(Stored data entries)
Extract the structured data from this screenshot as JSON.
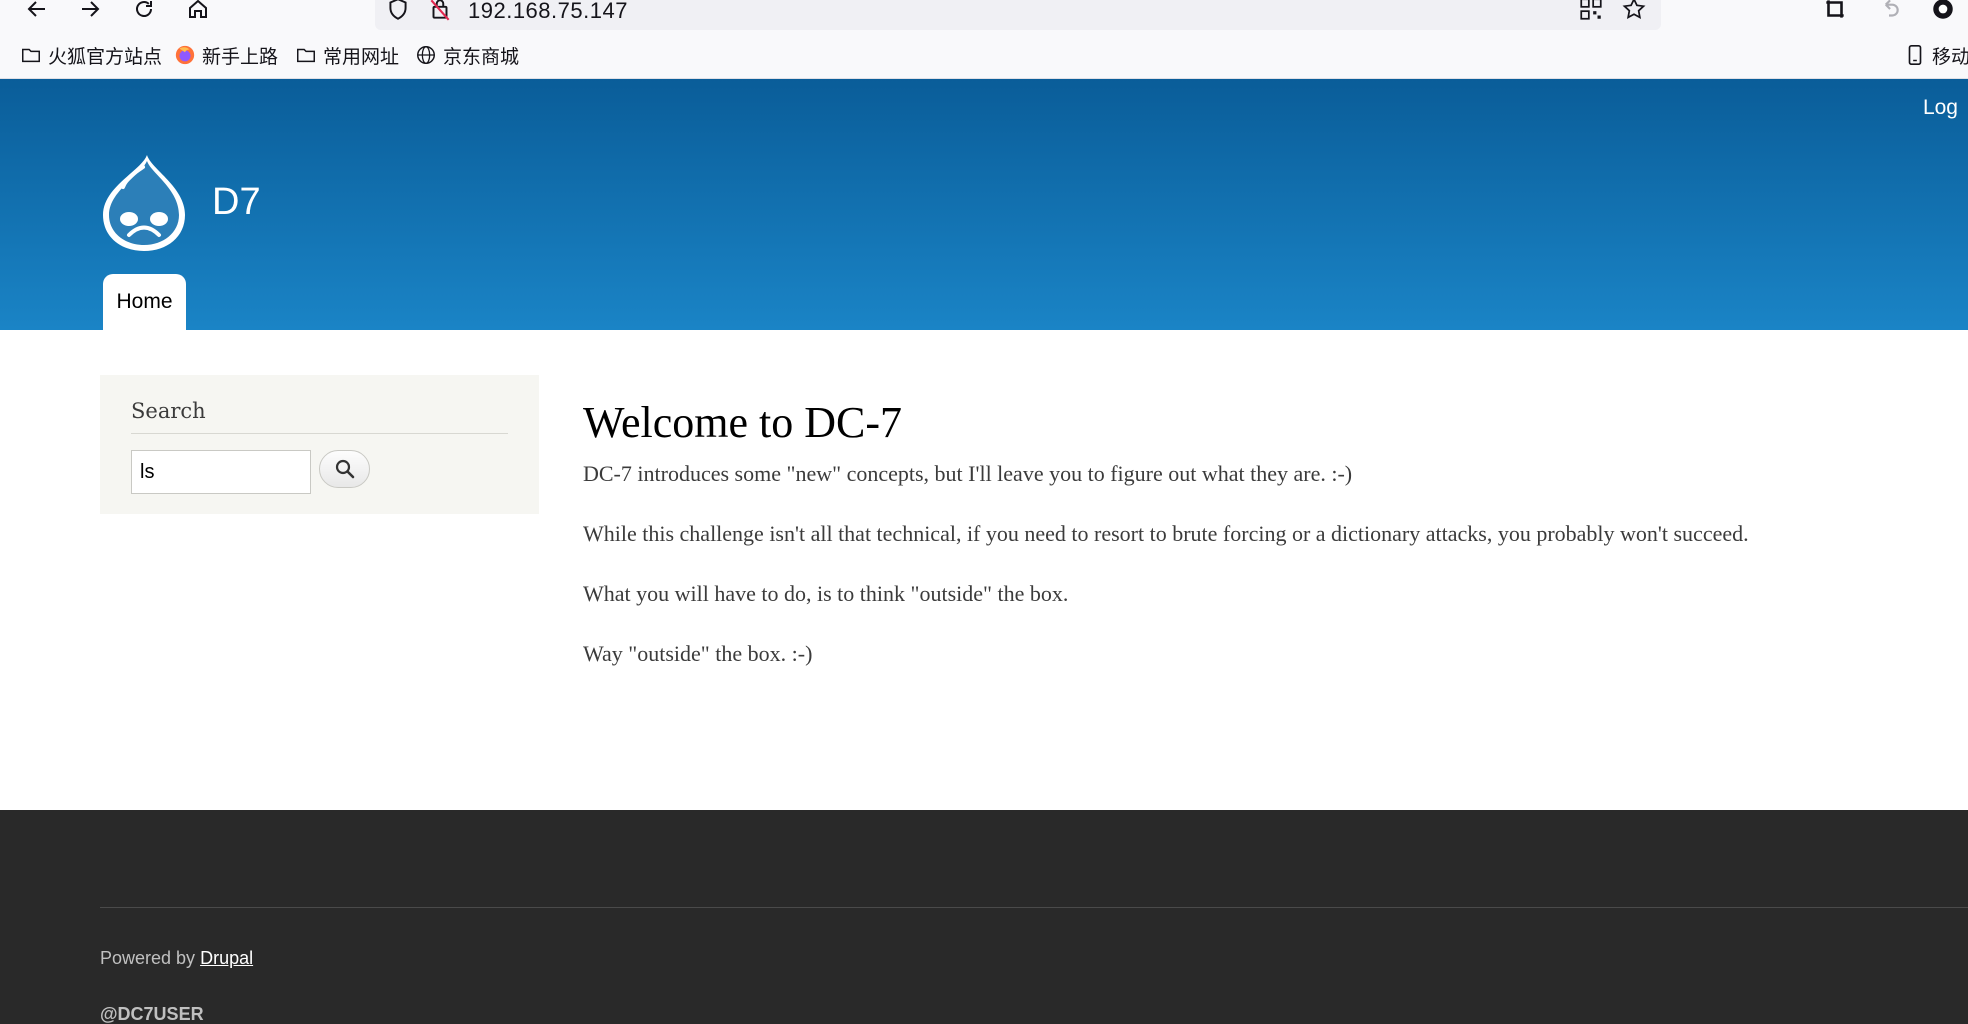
{
  "browser": {
    "url": "192.168.75.147",
    "bookmarks": [
      {
        "label": "火狐官方站点",
        "icon": "folder-icon"
      },
      {
        "label": "新手上路",
        "icon": "firefox-icon"
      },
      {
        "label": "常用网址",
        "icon": "folder-icon"
      },
      {
        "label": "京东商城",
        "icon": "globe-icon"
      }
    ],
    "mobile_bookmarks_label": "移动设"
  },
  "header": {
    "login_label": "Log",
    "site_name": "D7",
    "tabs": [
      {
        "label": "Home"
      }
    ]
  },
  "sidebar": {
    "search_title": "Search",
    "search_value": "ls"
  },
  "main": {
    "title": "Welcome to DC-7",
    "paragraphs": [
      "DC-7 introduces some \"new\" concepts, but I'll leave you to figure out what they are.  :-)",
      "While this challenge isn't all that technical, if you need to resort to brute forcing or a dictionary attacks, you probably won't succeed.",
      "What you will have to do, is to think \"outside\" the box.",
      "Way \"outside\" the box.  :-)"
    ]
  },
  "footer": {
    "powered_prefix": "Powered by",
    "powered_link": "Drupal",
    "user_text": "@DC7USER"
  },
  "colors": {
    "header_top": "#0a5d99",
    "header_bottom": "#1a84c6",
    "footer_bg": "#292929",
    "sidebar_bg": "#f6f6f2"
  }
}
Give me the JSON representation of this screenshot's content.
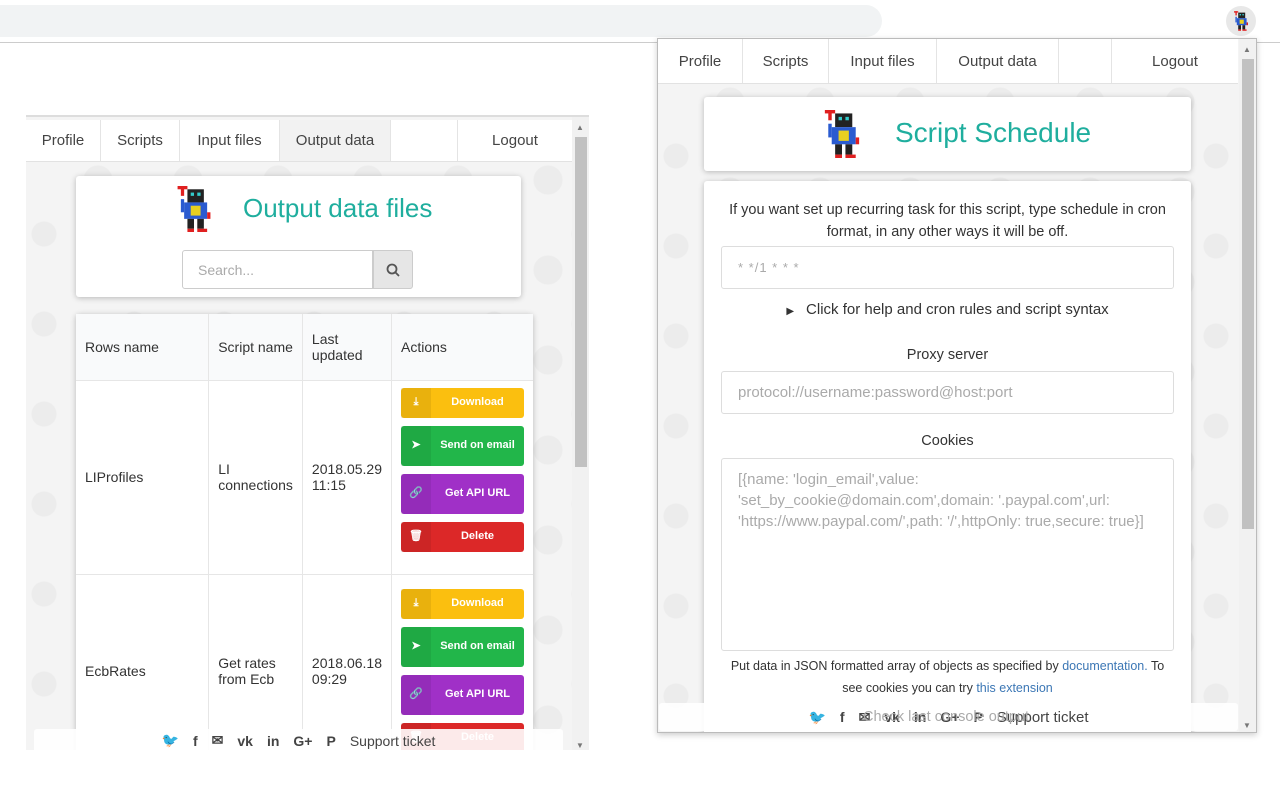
{
  "colors": {
    "teal": "#1fae9e",
    "download": "#fbbf0f",
    "email": "#22b64a",
    "api": "#a030c7",
    "delete": "#dc2828",
    "link": "#3c77b5"
  },
  "nav": {
    "profile": "Profile",
    "scripts": "Scripts",
    "input_files": "Input files",
    "output_data": "Output data",
    "logout": "Logout"
  },
  "left": {
    "title": "Output data files",
    "search_placeholder": "Search...",
    "columns": [
      "Rows name",
      "Script name",
      "Last updated",
      "Actions"
    ],
    "rows": [
      {
        "name": "LIProfiles",
        "script": "LI connections",
        "updated": "2018.05.29 11:15"
      },
      {
        "name": "EcbRates",
        "script": "Get rates from Ecb",
        "updated": "2018.06.18 09:29"
      }
    ],
    "actions": {
      "download": "Download",
      "email": "Send on email",
      "api": "Get API URL",
      "delete": "Delete"
    }
  },
  "right": {
    "title": "Script Schedule",
    "intro": "If you want set up recurring task for this script, type schedule in cron format, in any other ways it will be off.",
    "cron_placeholder": "* */1 * * *",
    "help": "Click for help and cron rules and script syntax",
    "proxy_label": "Proxy server",
    "proxy_placeholder": "protocol://username:password@host:port",
    "cookies_label": "Cookies",
    "cookies_placeholder": "[{name: 'login_email',value: 'set_by_cookie@domain.com',domain: '.paypal.com',url: 'https://www.paypal.com/',path: '/',httpOnly: true,secure: true}]",
    "note_prefix": "Put data in JSON formatted array of objects as specified by ",
    "note_link1": "documentation.",
    "note_mid": " To see cookies you can try ",
    "note_link2": "this extension",
    "hidden_behind_footer": "Check last console output"
  },
  "footer": {
    "icons": [
      "twitter-icon",
      "facebook-icon",
      "envelope-icon",
      "vk-icon",
      "linkedin-icon",
      "google-plus-icon",
      "pinterest-icon"
    ],
    "glyphs": [
      "🐦",
      "f",
      "✉",
      "vk",
      "in",
      "G+",
      "P"
    ],
    "support": "Support ticket"
  }
}
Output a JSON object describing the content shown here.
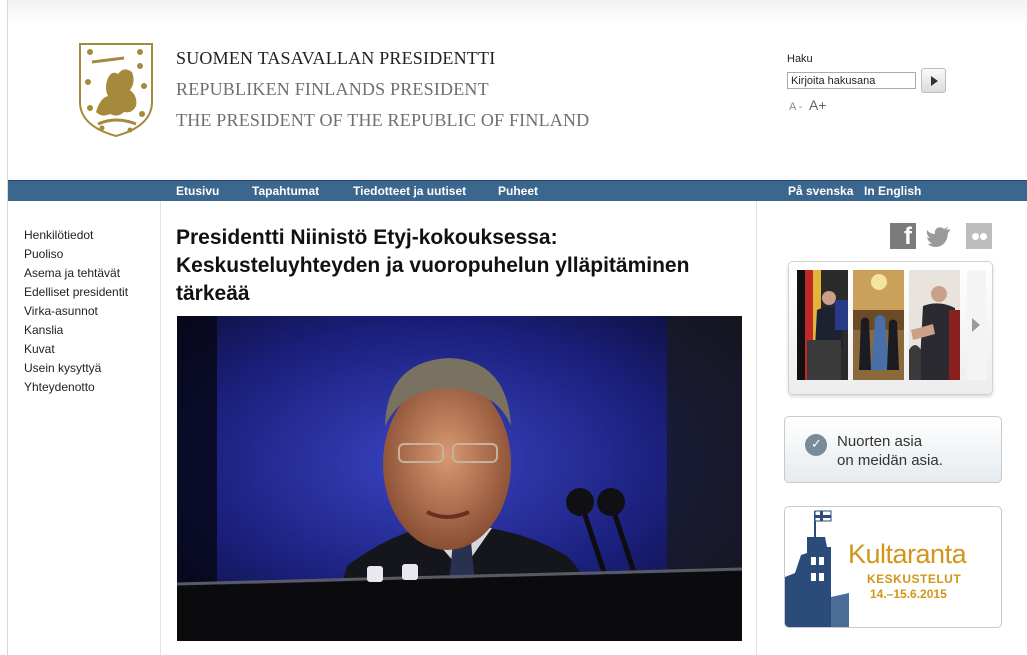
{
  "header": {
    "title_fi": "SUOMEN TASAVALLAN PRESIDENTTI",
    "title_sv": "REPUBLIKEN FINLANDS PRESIDENT",
    "title_en": "THE PRESIDENT OF THE REPUBLIC OF FINLAND",
    "logo_icon": "coat-of-arms-lion",
    "search": {
      "label": "Haku",
      "value": "Kirjoita hakusana",
      "button_icon": "play-arrow-icon"
    },
    "font_size": {
      "decrease": "A -",
      "increase": "A+"
    }
  },
  "nav": {
    "items": [
      {
        "label": "Etusivu"
      },
      {
        "label": "Tapahtumat"
      },
      {
        "label": "Tiedotteet ja uutiset"
      },
      {
        "label": "Puheet"
      }
    ],
    "languages": [
      {
        "label": "På svenska"
      },
      {
        "label": "In English"
      }
    ],
    "bar_color": "#3b678e"
  },
  "sidebar": {
    "items": [
      {
        "label": "Henkilötiedot"
      },
      {
        "label": "Puoliso"
      },
      {
        "label": "Asema ja tehtävät"
      },
      {
        "label": "Edelliset presidentit"
      },
      {
        "label": "Virka-asunnot"
      },
      {
        "label": "Kanslia"
      },
      {
        "label": "Kuvat"
      },
      {
        "label": "Usein kysyttyä"
      },
      {
        "label": "Yhteydenotto"
      }
    ]
  },
  "main": {
    "headline": "Presidentti Niinistö Etyj-kokouksessa: Keskusteluyhteyden ja vuoropuhelun ylläpitäminen tärkeää",
    "photo_icon": "speaker-at-podium-photo"
  },
  "right": {
    "social": [
      "facebook-icon",
      "twitter-icon",
      "flickr-icon"
    ],
    "gallery": {
      "thumbnails": [
        "thumb-podium",
        "thumb-reception",
        "thumb-handshake"
      ],
      "next_icon": "chevron-right-icon"
    },
    "youth_banner": {
      "line1": "Nuorten asia",
      "line2": "on meidän asia."
    },
    "kultaranta": {
      "name": "Kultaranta",
      "subtitle": "KESKUSTELUT",
      "dates": "14.–15.6.2015",
      "accent_color": "#d19619"
    }
  }
}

- [WHAT THIS TASK INVOLVES]: Leave the pictures out and reproduce each record exactly as written.

- [TASK RESULT]:
Extract the structured data from this screenshot as JSON.
{
  "browser": {
    "url": "192.168.75.147",
    "bookmarks": [
      {
        "label": "火狐官方站点",
        "icon": "folder-icon"
      },
      {
        "label": "新手上路",
        "icon": "firefox-icon"
      },
      {
        "label": "常用网址",
        "icon": "folder-icon"
      },
      {
        "label": "京东商城",
        "icon": "globe-icon"
      }
    ],
    "mobile_bookmarks_label": "移动设"
  },
  "header": {
    "login_label": "Log",
    "site_name": "D7",
    "tabs": [
      {
        "label": "Home"
      }
    ]
  },
  "sidebar": {
    "search_title": "Search",
    "search_value": "ls"
  },
  "main": {
    "title": "Welcome to DC-7",
    "paragraphs": [
      "DC-7 introduces some \"new\" concepts, but I'll leave you to figure out what they are.  :-)",
      "While this challenge isn't all that technical, if you need to resort to brute forcing or a dictionary attacks, you probably won't succeed.",
      "What you will have to do, is to think \"outside\" the box.",
      "Way \"outside\" the box.  :-)"
    ]
  },
  "footer": {
    "powered_prefix": "Powered by",
    "powered_link": "Drupal",
    "user_text": "@DC7USER"
  },
  "colors": {
    "header_top": "#0a5d99",
    "header_bottom": "#1a84c6",
    "footer_bg": "#292929",
    "sidebar_bg": "#f6f6f2"
  }
}
Give me the JSON representation of this screenshot's content.
{
  "colors": {
    "teal": "#1fae9e",
    "download": "#fbbf0f",
    "email": "#22b64a",
    "api": "#a030c7",
    "delete": "#dc2828",
    "link": "#3c77b5"
  },
  "nav": {
    "profile": "Profile",
    "scripts": "Scripts",
    "input_files": "Input files",
    "output_data": "Output data",
    "logout": "Logout"
  },
  "left": {
    "title": "Output data files",
    "search_placeholder": "Search...",
    "columns": [
      "Rows name",
      "Script name",
      "Last updated",
      "Actions"
    ],
    "rows": [
      {
        "name": "LIProfiles",
        "script": "LI connections",
        "updated": "2018.05.29 11:15"
      },
      {
        "name": "EcbRates",
        "script": "Get rates from Ecb",
        "updated": "2018.06.18 09:29"
      }
    ],
    "actions": {
      "download": "Download",
      "email": "Send on email",
      "api": "Get API URL",
      "delete": "Delete"
    }
  },
  "right": {
    "title": "Script Schedule",
    "intro": "If you want set up recurring task for this script, type schedule in cron format, in any other ways it will be off.",
    "cron_placeholder": "* */1 * * *",
    "help": "Click for help and cron rules and script syntax",
    "proxy_label": "Proxy server",
    "proxy_placeholder": "protocol://username:password@host:port",
    "cookies_label": "Cookies",
    "cookies_placeholder": "[{name: 'login_email',value: 'set_by_cookie@domain.com',domain: '.paypal.com',url: 'https://www.paypal.com/',path: '/',httpOnly: true,secure: true}]",
    "note_prefix": "Put data in JSON formatted array of objects as specified by ",
    "note_link1": "documentation.",
    "note_mid": " To see cookies you can try ",
    "note_link2": "this extension",
    "hidden_behind_footer": "Check last console output"
  },
  "footer": {
    "icons": [
      "twitter-icon",
      "facebook-icon",
      "envelope-icon",
      "vk-icon",
      "linkedin-icon",
      "google-plus-icon",
      "pinterest-icon"
    ],
    "glyphs": [
      "🐦",
      "f",
      "✉",
      "vk",
      "in",
      "G+",
      "P"
    ],
    "support": "Support ticket"
  }
}
Output a JSON object describing the content shown here.
{
  "header": {
    "title_fi": "SUOMEN TASAVALLAN PRESIDENTTI",
    "title_sv": "REPUBLIKEN FINLANDS PRESIDENT",
    "title_en": "THE PRESIDENT OF THE REPUBLIC OF FINLAND",
    "logo_icon": "coat-of-arms-lion",
    "search": {
      "label": "Haku",
      "value": "Kirjoita hakusana",
      "button_icon": "play-arrow-icon"
    },
    "font_size": {
      "decrease": "A -",
      "increase": "A+"
    }
  },
  "nav": {
    "items": [
      {
        "label": "Etusivu"
      },
      {
        "label": "Tapahtumat"
      },
      {
        "label": "Tiedotteet ja uutiset"
      },
      {
        "label": "Puheet"
      }
    ],
    "languages": [
      {
        "label": "På svenska"
      },
      {
        "label": "In English"
      }
    ],
    "bar_color": "#3b678e"
  },
  "sidebar": {
    "items": [
      {
        "label": "Henkilötiedot"
      },
      {
        "label": "Puoliso"
      },
      {
        "label": "Asema ja tehtävät"
      },
      {
        "label": "Edelliset presidentit"
      },
      {
        "label": "Virka-asunnot"
      },
      {
        "label": "Kanslia"
      },
      {
        "label": "Kuvat"
      },
      {
        "label": "Usein kysyttyä"
      },
      {
        "label": "Yhteydenotto"
      }
    ]
  },
  "main": {
    "headline": "Presidentti Niinistö Etyj-kokouksessa: Keskusteluyhteyden ja vuoropuhelun ylläpitäminen tärkeää",
    "photo_icon": "speaker-at-podium-photo"
  },
  "right": {
    "social": [
      "facebook-icon",
      "twitter-icon",
      "flickr-icon"
    ],
    "gallery": {
      "thumbnails": [
        "thumb-podium",
        "thumb-reception",
        "thumb-handshake"
      ],
      "next_icon": "chevron-right-icon"
    },
    "youth_banner": {
      "line1": "Nuorten asia",
      "line2": "on meidän asia."
    },
    "kultaranta": {
      "name": "Kultaranta",
      "subtitle": "KESKUSTELUT",
      "dates": "14.–15.6.2015",
      "accent_color": "#d19619"
    }
  }
}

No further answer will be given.